##### ENTRIES SUPPLIED

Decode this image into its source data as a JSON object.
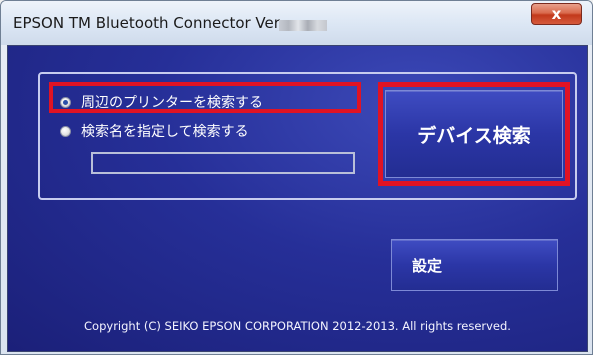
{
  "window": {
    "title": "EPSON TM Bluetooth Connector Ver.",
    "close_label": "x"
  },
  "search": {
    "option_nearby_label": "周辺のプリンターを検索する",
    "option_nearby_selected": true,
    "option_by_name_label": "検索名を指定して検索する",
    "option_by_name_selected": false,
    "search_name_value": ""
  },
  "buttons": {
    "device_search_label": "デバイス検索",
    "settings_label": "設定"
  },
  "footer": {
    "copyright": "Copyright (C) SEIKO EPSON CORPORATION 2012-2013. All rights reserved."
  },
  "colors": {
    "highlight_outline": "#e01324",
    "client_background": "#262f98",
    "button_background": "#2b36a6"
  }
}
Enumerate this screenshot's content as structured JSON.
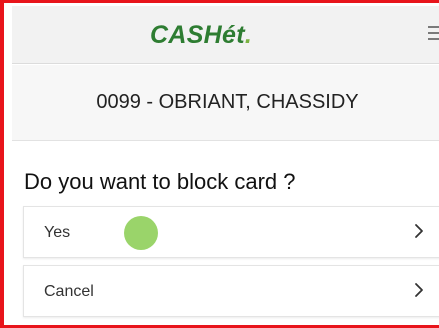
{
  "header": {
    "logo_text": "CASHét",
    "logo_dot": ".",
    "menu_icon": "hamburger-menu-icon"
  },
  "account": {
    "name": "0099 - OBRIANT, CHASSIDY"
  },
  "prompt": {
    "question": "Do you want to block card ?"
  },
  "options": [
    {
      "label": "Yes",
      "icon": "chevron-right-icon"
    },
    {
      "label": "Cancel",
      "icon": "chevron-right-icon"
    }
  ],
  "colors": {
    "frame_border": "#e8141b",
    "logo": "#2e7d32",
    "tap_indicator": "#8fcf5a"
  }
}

##########
##### ENTRIES SUPPLIED

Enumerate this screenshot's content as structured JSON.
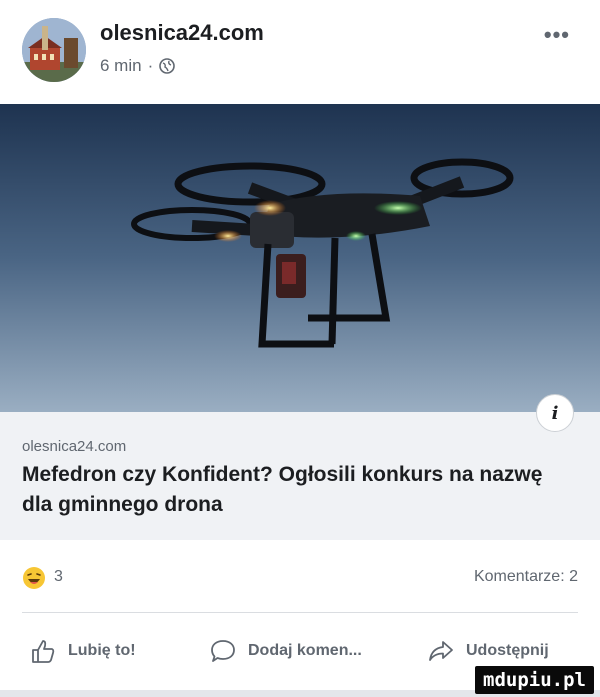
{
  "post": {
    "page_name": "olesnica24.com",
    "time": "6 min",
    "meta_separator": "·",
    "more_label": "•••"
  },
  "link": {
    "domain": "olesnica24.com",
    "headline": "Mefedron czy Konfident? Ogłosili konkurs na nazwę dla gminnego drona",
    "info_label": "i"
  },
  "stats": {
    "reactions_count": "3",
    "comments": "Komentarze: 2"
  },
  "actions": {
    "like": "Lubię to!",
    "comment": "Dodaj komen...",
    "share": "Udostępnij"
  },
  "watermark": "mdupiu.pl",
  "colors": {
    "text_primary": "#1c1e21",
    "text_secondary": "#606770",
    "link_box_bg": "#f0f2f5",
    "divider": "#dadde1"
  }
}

##########
##### ENTRIES SUPPLIED

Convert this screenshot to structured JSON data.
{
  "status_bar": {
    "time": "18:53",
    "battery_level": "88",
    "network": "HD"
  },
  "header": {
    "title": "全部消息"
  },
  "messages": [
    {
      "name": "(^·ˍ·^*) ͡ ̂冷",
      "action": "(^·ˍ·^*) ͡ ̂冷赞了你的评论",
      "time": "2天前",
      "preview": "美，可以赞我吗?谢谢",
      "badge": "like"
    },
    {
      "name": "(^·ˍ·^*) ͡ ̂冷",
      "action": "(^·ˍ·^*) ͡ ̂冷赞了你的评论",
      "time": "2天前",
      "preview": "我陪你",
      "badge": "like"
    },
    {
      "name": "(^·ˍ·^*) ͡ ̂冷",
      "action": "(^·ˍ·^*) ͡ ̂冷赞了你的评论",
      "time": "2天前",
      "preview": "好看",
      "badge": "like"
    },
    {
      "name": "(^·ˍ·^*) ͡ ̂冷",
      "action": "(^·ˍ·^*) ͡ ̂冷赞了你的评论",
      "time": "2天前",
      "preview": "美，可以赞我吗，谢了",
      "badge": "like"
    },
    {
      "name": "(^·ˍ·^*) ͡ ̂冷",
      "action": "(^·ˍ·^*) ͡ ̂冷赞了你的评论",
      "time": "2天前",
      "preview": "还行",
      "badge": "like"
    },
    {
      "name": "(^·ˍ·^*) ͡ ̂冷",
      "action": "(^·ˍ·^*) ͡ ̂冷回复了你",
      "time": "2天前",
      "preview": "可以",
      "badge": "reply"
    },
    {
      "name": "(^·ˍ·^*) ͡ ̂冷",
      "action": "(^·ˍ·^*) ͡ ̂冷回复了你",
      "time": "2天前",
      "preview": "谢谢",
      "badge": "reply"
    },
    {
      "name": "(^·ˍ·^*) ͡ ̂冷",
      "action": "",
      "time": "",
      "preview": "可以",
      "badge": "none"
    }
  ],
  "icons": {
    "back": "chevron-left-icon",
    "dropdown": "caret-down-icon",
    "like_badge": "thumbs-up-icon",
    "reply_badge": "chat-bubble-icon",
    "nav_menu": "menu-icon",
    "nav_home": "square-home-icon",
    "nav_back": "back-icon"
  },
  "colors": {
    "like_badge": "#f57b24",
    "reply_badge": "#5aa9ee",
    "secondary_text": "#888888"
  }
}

##########

• _REQUIRED TASK_:
Count the lines above that contain the word "EPSON". Give only the number.

• _CORRECT RESPONSE_:
2